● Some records
****************
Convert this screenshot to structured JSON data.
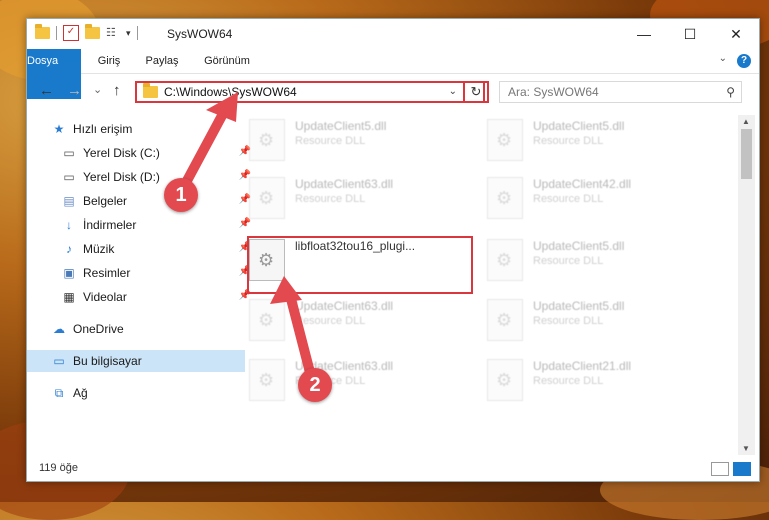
{
  "window": {
    "title": "SysWOW64",
    "minimize": "—",
    "maximize": "☐",
    "close": "✕"
  },
  "ribbon": {
    "tabs": [
      "Dosya",
      "Giriş",
      "Paylaş",
      "Görünüm"
    ],
    "help": "?"
  },
  "nav": {
    "back": "←",
    "forward": "→",
    "recent": "⌄",
    "up": "↑",
    "address": "C:\\Windows\\SysWOW64",
    "refresh": "↻",
    "search_placeholder": "Ara: SysWOW64"
  },
  "sidebar": {
    "items": [
      {
        "label": "Hızlı erişim",
        "icon": "star-icon"
      },
      {
        "label": "Yerel Disk (C:)",
        "icon": "drive-icon"
      },
      {
        "label": "Yerel Disk (D:)",
        "icon": "drive-icon"
      },
      {
        "label": "Belgeler",
        "icon": "documents-icon"
      },
      {
        "label": "İndirmeler",
        "icon": "download-icon"
      },
      {
        "label": "Müzik",
        "icon": "music-icon"
      },
      {
        "label": "Resimler",
        "icon": "pictures-icon"
      },
      {
        "label": "Videolar",
        "icon": "video-icon"
      },
      {
        "label": "OneDrive",
        "icon": "cloud-icon"
      },
      {
        "label": "Bu bilgisayar",
        "icon": "computer-icon"
      },
      {
        "label": "Ağ",
        "icon": "network-icon"
      }
    ]
  },
  "files": [
    {
      "name": "UpdateClient5.dll",
      "desc": "Resource DLL"
    },
    {
      "name": "UpdateClient5.dll",
      "desc": "Resource DLL"
    },
    {
      "name": "UpdateClient63.dll",
      "desc": "Resource DLL"
    },
    {
      "name": "UpdateClient42.dll",
      "desc": "Resource DLL"
    },
    {
      "name": "libfloat32tou16_plugi...",
      "desc": ""
    },
    {
      "name": "UpdateClient5.dll",
      "desc": "Resource DLL"
    },
    {
      "name": "UpdateClient63.dll",
      "desc": "Resource DLL"
    },
    {
      "name": "UpdateClient5.dll",
      "desc": "Resource DLL"
    },
    {
      "name": "UpdateClient63.dll",
      "desc": "Resource DLL"
    },
    {
      "name": "UpdateClient21.dll",
      "desc": "Resource DLL"
    }
  ],
  "status": {
    "count": "119 öğe"
  },
  "annotations": {
    "badge1": "1",
    "badge2": "2"
  },
  "colors": {
    "accent": "#1979ca",
    "highlight": "#d9363e",
    "badge": "#e24a4f"
  }
}
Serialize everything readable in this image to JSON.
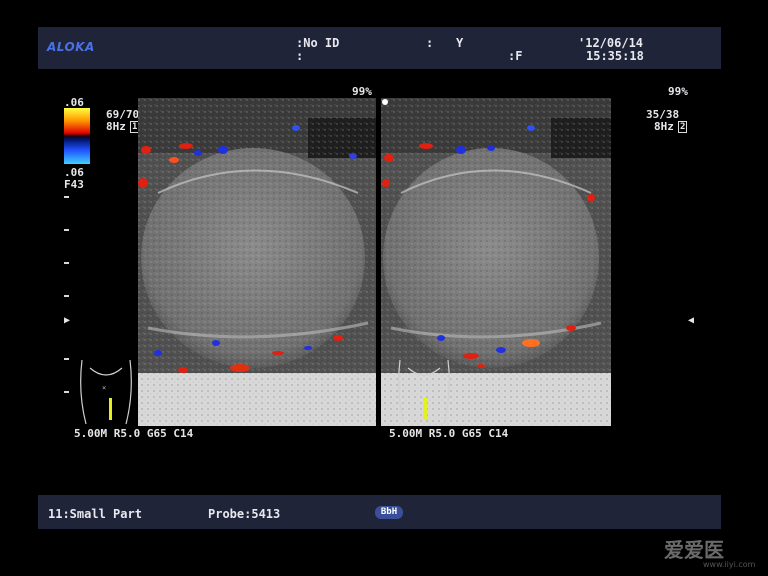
{
  "header": {
    "brand": "ALOKA",
    "patient_id_label": ":No ID",
    "colon": ":",
    "sex_label": ":",
    "sex_value": "Y",
    "age_label": ":F",
    "date": "'12/06/14",
    "time": "15:35:18"
  },
  "left_panel": {
    "gain_top": "99%",
    "color_scale_top": ".06",
    "color_scale_bottom": ".06",
    "filter": "F43",
    "frame_rate": "69/70",
    "frequency": "8Hz",
    "frame_index": "1",
    "params": "5.00M R5.0 G65 C14"
  },
  "right_panel": {
    "gain_top": "99%",
    "frame_rate": "35/38",
    "frequency": "8Hz",
    "frame_index": "2",
    "params": "5.00M R5.0 G65 C14"
  },
  "footer": {
    "preset": "11:Small Part",
    "probe": "Probe:5413",
    "mode_badge": "BbH"
  },
  "watermark": {
    "text": "爱爱医",
    "url": "www.iiyi.com"
  },
  "colors": {
    "bar_bg": "#1f2438",
    "brand": "#4a72e6",
    "doppler_red": "#e02010",
    "doppler_blue": "#2030e0"
  }
}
****************
Find the string "Disk" in the listing and return every line that holds it.

● Written answer
        "label": "Yerel Disk (C:)",
        "label": "Yerel Disk (D:)",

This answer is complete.